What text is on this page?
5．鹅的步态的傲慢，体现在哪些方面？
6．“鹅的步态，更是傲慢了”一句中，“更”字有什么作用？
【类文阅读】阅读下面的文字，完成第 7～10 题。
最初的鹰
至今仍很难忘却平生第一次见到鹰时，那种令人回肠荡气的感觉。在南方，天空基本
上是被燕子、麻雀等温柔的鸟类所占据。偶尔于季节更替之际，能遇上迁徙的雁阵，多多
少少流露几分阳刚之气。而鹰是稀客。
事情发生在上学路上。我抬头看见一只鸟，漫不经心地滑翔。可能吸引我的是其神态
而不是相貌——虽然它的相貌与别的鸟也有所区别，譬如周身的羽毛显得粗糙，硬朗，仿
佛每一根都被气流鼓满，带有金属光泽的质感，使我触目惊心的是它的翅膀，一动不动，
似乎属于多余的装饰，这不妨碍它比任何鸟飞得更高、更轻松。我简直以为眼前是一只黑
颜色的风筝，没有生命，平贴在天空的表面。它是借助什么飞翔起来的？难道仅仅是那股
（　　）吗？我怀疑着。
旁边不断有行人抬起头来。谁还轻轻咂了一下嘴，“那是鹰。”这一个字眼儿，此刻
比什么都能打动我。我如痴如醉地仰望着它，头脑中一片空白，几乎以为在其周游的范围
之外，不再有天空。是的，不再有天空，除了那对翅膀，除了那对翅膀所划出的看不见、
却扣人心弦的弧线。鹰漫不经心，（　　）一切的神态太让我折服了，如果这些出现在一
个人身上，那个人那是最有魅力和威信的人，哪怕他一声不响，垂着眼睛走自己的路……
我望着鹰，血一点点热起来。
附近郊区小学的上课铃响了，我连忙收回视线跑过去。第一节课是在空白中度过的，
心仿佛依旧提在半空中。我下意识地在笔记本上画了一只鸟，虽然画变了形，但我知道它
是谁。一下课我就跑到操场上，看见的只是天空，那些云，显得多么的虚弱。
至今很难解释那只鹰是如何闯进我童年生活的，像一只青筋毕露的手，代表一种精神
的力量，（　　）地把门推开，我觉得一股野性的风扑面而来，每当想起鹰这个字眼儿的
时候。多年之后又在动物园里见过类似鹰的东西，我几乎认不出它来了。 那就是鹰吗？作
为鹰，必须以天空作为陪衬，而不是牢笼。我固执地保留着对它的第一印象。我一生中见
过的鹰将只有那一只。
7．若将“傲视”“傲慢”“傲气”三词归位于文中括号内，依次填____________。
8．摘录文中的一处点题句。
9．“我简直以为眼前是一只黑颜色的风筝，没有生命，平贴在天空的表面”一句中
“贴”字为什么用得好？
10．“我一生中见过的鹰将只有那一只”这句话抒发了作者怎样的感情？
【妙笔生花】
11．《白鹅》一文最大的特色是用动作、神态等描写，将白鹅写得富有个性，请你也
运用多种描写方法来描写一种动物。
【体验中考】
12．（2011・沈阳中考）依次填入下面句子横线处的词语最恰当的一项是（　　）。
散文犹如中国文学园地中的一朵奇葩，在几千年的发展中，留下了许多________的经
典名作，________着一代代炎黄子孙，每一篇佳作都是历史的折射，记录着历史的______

• • • •

▶ **Required work**
Copy out each record exactly as given, omitting none.

▶ **Response for this exercise**
What text is on this page?
5．鹅的步态的傲慢，体现在哪些方面？
6．“鹅的步态，更是傲慢了”一句中，“更”字有什么作用？
【类文阅读】阅读下面的文字，完成第 7～10 题。
最初的鹰
至今仍很难忘却平生第一次见到鹰时，那种令人回肠荡气的感觉。在南方，天空基本
上是被燕子、麻雀等温柔的鸟类所占据。偶尔于季节更替之际，能遇上迁徙的雁阵，多多
少少流露几分阳刚之气。而鹰是稀客。
事情发生在上学路上。我抬头看见一只鸟，漫不经心地滑翔。可能吸引我的是其神态
而不是相貌——虽然它的相貌与别的鸟也有所区别，譬如周身的羽毛显得粗糙，硬朗，仿
佛每一根都被气流鼓满，带有金属光泽的质感，使我触目惊心的是它的翅膀，一动不动，
似乎属于多余的装饰，这不妨碍它比任何鸟飞得更高、更轻松。我简直以为眼前是一只黑
颜色的风筝，没有生命，平贴在天空的表面。它是借助什么飞翔起来的？难道仅仅是那股
（　　）吗？我怀疑着。
旁边不断有行人抬起头来。谁还轻轻咂了一下嘴，“那是鹰。”这一个字眼儿，此刻
比什么都能打动我。我如痴如醉地仰望着它，头脑中一片空白，几乎以为在其周游的范围
之外，不再有天空。是的，不再有天空，除了那对翅膀，除了那对翅膀所划出的看不见、
却扣人心弦的弧线。鹰漫不经心，（　　）一切的神态太让我折服了，如果这些出现在一
个人身上，那个人那是最有魅力和威信的人，哪怕他一声不响，垂着眼睛走自己的路……
我望着鹰，血一点点热起来。
附近郊区小学的上课铃响了，我连忙收回视线跑过去。第一节课是在空白中度过的，
心仿佛依旧提在半空中。我下意识地在笔记本上画了一只鸟，虽然画变了形，但我知道它
是谁。一下课我就跑到操场上，看见的只是天空，那些云，显得多么的虚弱。
至今很难解释那只鹰是如何闯进我童年生活的，像一只青筋毕露的手，代表一种精神
的力量，（　　）地把门推开，我觉得一股野性的风扑面而来，每当想起鹰这个字眼儿的
时候。多年之后又在动物园里见过类似鹰的东西，我几乎认不出它来了。 那就是鹰吗？作
为鹰，必须以天空作为陪衬，而不是牢笼。我固执地保留着对它的第一印象。我一生中见
过的鹰将只有那一只。
7．若将“傲视”“傲慢”“傲气”三词归位于文中括号内，依次填____________。
8．摘录文中的一处点题句。
9．“我简直以为眼前是一只黑颜色的风筝，没有生命，平贴在天空的表面”一句中
“贴”字为什么用得好？
10．“我一生中见过的鹰将只有那一只”这句话抒发了作者怎样的感情？
【妙笔生花】
11．《白鹅》一文最大的特色是用动作、神态等描写，将白鹅写得富有个性，请你也
运用多种描写方法来描写一种动物。
【体验中考】
12．（2011・沈阳中考）依次填入下面句子横线处的词语最恰当的一项是（　　）。
散文犹如中国文学园地中的一朵奇葩，在几千年的发展中，留下了许多________的经
典名作，________着一代代炎黄子孙，每一篇佳作都是历史的折射，记录着历史的______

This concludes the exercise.